Job:
Take every line from the material that has the word "территории" in it.

Supplied data:
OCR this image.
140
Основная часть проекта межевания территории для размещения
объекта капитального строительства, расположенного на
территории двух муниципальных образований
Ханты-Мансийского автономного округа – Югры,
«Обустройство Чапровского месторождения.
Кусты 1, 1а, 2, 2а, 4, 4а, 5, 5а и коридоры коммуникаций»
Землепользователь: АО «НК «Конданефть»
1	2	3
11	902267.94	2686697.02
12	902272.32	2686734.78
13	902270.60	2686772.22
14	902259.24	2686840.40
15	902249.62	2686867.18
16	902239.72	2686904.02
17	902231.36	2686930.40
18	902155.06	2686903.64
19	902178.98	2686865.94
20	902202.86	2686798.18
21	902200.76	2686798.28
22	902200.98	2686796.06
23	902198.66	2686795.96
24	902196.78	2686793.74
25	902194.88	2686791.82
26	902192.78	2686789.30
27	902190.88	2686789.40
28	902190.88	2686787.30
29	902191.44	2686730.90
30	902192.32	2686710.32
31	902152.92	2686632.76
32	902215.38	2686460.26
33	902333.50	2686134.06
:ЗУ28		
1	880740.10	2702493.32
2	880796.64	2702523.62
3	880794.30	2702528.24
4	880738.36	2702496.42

Response to this exercise:
Основная часть проекта межевания территории для размещения
территории двух муниципальных образований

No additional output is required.